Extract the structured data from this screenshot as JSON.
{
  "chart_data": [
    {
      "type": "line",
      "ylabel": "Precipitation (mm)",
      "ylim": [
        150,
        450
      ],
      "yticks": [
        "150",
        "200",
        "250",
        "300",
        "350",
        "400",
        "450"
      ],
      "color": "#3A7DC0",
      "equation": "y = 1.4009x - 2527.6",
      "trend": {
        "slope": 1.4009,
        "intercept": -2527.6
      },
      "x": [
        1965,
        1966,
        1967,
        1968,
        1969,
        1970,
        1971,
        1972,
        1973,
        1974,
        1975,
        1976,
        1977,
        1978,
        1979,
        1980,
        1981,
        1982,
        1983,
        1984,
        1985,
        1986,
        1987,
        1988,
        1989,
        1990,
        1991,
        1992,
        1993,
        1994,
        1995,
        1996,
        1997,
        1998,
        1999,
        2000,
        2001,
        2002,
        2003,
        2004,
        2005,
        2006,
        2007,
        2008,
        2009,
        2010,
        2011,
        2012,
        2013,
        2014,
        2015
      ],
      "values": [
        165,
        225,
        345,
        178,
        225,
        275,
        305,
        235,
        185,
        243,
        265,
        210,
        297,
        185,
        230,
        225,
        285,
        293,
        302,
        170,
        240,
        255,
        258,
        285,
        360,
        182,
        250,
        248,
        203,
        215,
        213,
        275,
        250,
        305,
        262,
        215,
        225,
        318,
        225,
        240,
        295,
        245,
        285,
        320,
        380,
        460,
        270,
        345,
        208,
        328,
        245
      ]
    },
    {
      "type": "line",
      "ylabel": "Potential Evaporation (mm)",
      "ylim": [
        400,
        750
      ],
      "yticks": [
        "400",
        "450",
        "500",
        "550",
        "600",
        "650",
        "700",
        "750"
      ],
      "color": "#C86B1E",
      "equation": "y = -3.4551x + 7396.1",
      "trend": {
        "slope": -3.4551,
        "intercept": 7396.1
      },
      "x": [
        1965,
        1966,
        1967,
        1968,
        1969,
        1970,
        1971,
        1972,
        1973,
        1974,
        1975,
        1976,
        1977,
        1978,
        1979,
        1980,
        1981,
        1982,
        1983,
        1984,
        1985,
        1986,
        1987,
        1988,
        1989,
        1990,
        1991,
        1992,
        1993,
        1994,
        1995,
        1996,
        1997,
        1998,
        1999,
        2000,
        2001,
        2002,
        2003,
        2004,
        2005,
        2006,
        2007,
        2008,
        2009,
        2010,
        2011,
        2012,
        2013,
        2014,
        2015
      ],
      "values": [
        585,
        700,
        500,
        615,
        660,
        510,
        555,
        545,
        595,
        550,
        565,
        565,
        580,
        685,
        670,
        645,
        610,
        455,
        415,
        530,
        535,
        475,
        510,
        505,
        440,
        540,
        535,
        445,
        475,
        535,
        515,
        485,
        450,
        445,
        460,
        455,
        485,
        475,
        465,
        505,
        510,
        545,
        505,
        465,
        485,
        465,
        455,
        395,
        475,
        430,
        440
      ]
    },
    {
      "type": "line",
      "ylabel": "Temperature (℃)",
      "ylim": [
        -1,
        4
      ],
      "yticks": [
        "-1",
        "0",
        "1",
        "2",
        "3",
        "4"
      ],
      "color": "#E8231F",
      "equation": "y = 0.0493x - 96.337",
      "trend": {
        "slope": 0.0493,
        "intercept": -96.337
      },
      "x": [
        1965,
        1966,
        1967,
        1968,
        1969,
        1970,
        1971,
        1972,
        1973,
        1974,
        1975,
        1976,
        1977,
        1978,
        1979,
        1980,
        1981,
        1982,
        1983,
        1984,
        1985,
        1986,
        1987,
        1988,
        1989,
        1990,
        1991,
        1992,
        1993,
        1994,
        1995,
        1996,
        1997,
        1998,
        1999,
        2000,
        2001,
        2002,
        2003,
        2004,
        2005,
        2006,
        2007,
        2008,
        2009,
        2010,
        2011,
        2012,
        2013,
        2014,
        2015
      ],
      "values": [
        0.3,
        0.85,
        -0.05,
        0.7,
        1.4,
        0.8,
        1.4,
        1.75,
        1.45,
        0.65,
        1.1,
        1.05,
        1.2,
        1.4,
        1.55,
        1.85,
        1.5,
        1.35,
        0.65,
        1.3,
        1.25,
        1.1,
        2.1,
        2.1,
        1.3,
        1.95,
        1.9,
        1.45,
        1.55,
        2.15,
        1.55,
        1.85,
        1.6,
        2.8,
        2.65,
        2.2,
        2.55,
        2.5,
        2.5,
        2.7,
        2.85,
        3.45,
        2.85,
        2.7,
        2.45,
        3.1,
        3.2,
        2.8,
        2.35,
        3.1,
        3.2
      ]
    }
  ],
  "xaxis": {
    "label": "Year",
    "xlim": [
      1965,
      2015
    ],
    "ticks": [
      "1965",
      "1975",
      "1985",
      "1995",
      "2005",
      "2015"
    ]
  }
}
• • • • •
List every line above containing the word "ylabel".

WRITTEN ANSWER:
      "ylabel": "Precipitation (mm)",
      "ylabel": "Potential Evaporation (mm)",
      "ylabel": "Temperature (℃)",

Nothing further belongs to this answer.